STORED DATA —
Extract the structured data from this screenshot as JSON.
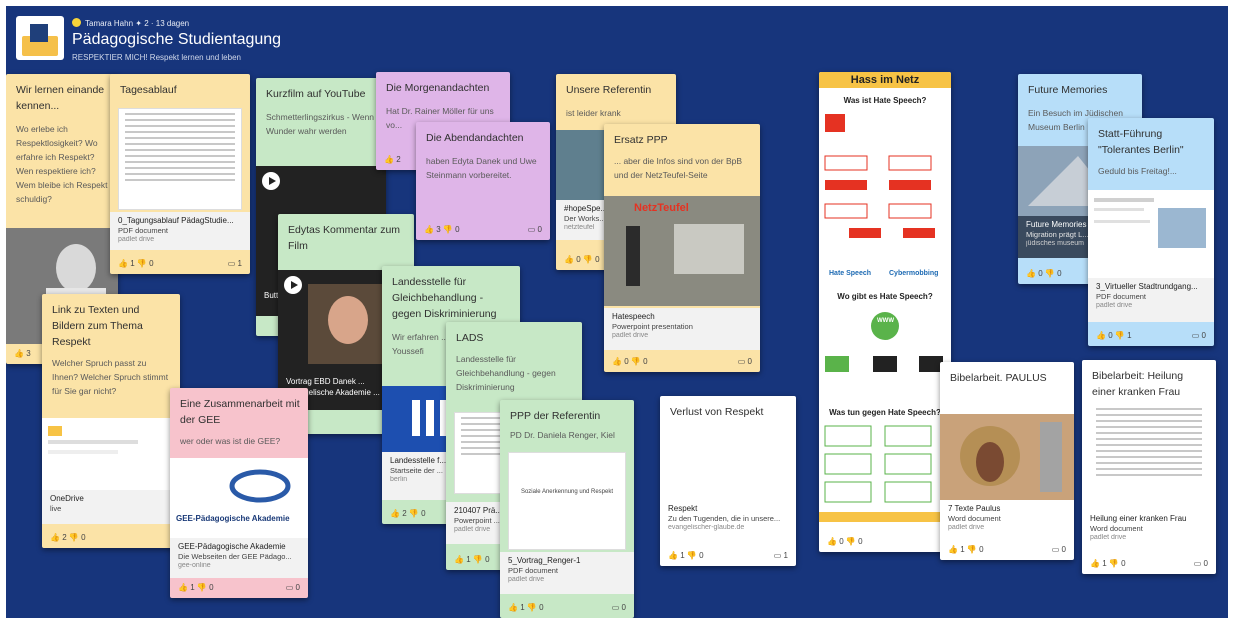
{
  "header": {
    "author": "Tamara Hahn",
    "meta": "✦ 2 · 13 dagen",
    "title": "Pädagogische Studientagung",
    "subtitle": "RESPEKTIER MICH! Respekt lernen und leben"
  },
  "colors": {
    "board_bg": "#17357c",
    "yellow": "#fbe3a7",
    "green": "#c7e8c6",
    "purple": "#dfb5e8",
    "blue": "#b7def9",
    "pink": "#f7c3cc",
    "orange": "#f7c345"
  },
  "icons": {
    "like": "thumbs-up-icon",
    "dislike": "thumbs-down-icon",
    "comment": "comment-icon",
    "play": "play-icon"
  },
  "cards": {
    "wir": {
      "title": "Wir lernen einande kennen...",
      "body": "Wo erlebe ich Respektlosigkeit? Wo erfahre ich Respekt? Wen respektiere ich? Wem bleibe ich Respekt schuldig?",
      "likes": "3"
    },
    "tagesablauf": {
      "title": "Tagesablauf",
      "att_name": "0_Tagungsablauf PädagStudie...",
      "att_type": "PDF document",
      "att_src": "padlet drive",
      "likes": "1",
      "dislikes": "0",
      "comments": "1"
    },
    "link": {
      "title": "Link zu Texten und Bildern zum Thema Respekt",
      "body": "Welcher Spruch passt zu Ihnen? Welcher Spruch stimmt für Sie gar nicht?",
      "att_name": "OneDrive",
      "att_src": "live",
      "likes": "2",
      "dislikes": "0"
    },
    "kurzfilm": {
      "title": "Kurzfilm auf YouTube",
      "body": "Schmetterlingszirkus - Wenn Wunder wahr werden",
      "vid_caption": "Butt... by D..."
    },
    "edyta": {
      "title": "Edytas Kommentar zum Film",
      "vid_caption": "Vortrag EBD Danek ... Evangelische Akademie ... ube",
      "dislikes": "0"
    },
    "morgen": {
      "title": "Die Morgenandachten",
      "body": "Hat Dr. Rainer Möller für uns vo...",
      "likes": "2"
    },
    "abend": {
      "title": "Die Abendandachten",
      "body": "haben Edyta Danek und Uwe Steinmann vorbereitet.",
      "likes": "3",
      "dislikes": "0",
      "comments": "0"
    },
    "landesstelle": {
      "title": "Landesstelle für Gleichbehandlung - gegen Diskriminierung",
      "body": "Wir erfahren ... von Referen... Youssefi",
      "att_name": "Landesstelle f...",
      "att_type": "Startseite der ...",
      "att_src": "berlin",
      "likes": "2",
      "dislikes": "0"
    },
    "lads": {
      "title": "LADS",
      "body": "Landesstelle für Gleichbehandlung - gegen Diskriminierung",
      "att_name": "210407 Prä...",
      "att_type": "Powerpoint ...",
      "att_src": "padlet drive",
      "likes": "1",
      "dislikes": "0"
    },
    "ppp_ref": {
      "title": "PPP der Referentin",
      "body": "PD Dr. Daniela Renger, Kiel",
      "preview_text": "Soziale Anerkennung und Respekt",
      "att_name": "5_Vortrag_Renger-1",
      "att_type": "PDF document",
      "att_src": "padlet drive",
      "likes": "1",
      "dislikes": "0",
      "comments": "0"
    },
    "zusammen": {
      "title": "Eine Zusammenarbeit mit der GEE",
      "body": "wer oder was ist die GEE?",
      "img_label": "GEE-Pädagogische Akademie",
      "att_name": "GEE-Pädagogische Akademie",
      "att_type": "Die Webseiten der GEE Pädago...",
      "att_src": "gee-online",
      "likes": "1",
      "dislikes": "0",
      "comments": "0"
    },
    "referentin": {
      "title": "Unsere Referentin",
      "body": "ist leider krank",
      "att_name": "#hopeSpe...",
      "att_type": "Der Works...",
      "att_src": "netzteufel",
      "likes": "0",
      "dislikes": "0"
    },
    "ersatz": {
      "title": "Ersatz PPP",
      "body": "... aber die Infos sind von der BpB und der NetzTeufel-Seite",
      "img_label": "NetzTeufel",
      "att_name": "Hatespeech",
      "att_type": "Powerpoint presentation",
      "att_src": "padlet drive",
      "likes": "0",
      "dislikes": "0",
      "comments": "0"
    },
    "verlust": {
      "title": "Verlust von Respekt",
      "att_name": "Respekt",
      "att_type": "Zu den Tugenden, die in unsere...",
      "att_src": "evangelischer-glaube.de",
      "likes": "1",
      "dislikes": "0",
      "comments": "1"
    },
    "hass": {
      "title": "Hass im Netz",
      "q1": "Was ist Hate Speech?",
      "q2": "Wo gibt es Hate Speech?",
      "q3": "Was tun gegen Hate Speech?",
      "label_hs": "Hate Speech",
      "label_cm": "Cybermobbing",
      "label_www": "WWW",
      "likes": "0",
      "dislikes": "0"
    },
    "paulus": {
      "title": "Bibelarbeit. PAULUS",
      "att_name": "7 Texte Paulus",
      "att_type": "Word document",
      "att_src": "padlet drive",
      "likes": "1",
      "dislikes": "0",
      "comments": "0"
    },
    "heilung": {
      "title": "Bibelarbeit: Heilung einer kranken Frau",
      "att_name": "Heilung einer kranken Frau",
      "att_type": "Word document",
      "att_src": "padlet drive",
      "likes": "1",
      "dislikes": "0",
      "comments": "0"
    },
    "future": {
      "title": "Future Memories",
      "body": "Ein Besuch im Jüdischen Museum Berlin",
      "att_name": "Future Memories",
      "att_type": "Migration prägt L...",
      "att_src": "jüdisches museum",
      "likes": "0",
      "dislikes": "0"
    },
    "statt": {
      "title": "Statt-Führung \"Tolerantes Berlin\"",
      "body": "Geduld bis Freitag!...",
      "att_name": "3_Virtueller Stadtrundgang...",
      "att_type": "PDF document",
      "att_src": "padlet drive",
      "likes": "0",
      "dislikes": "1",
      "comments": "0"
    }
  }
}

TASK INSTRUCTIONS — Only lines with the string "Powerpoint" belong in your answer; copy each one.

FINISHED TASK —
      "att_type": "Powerpoint ...",
      "att_type": "Powerpoint presentation",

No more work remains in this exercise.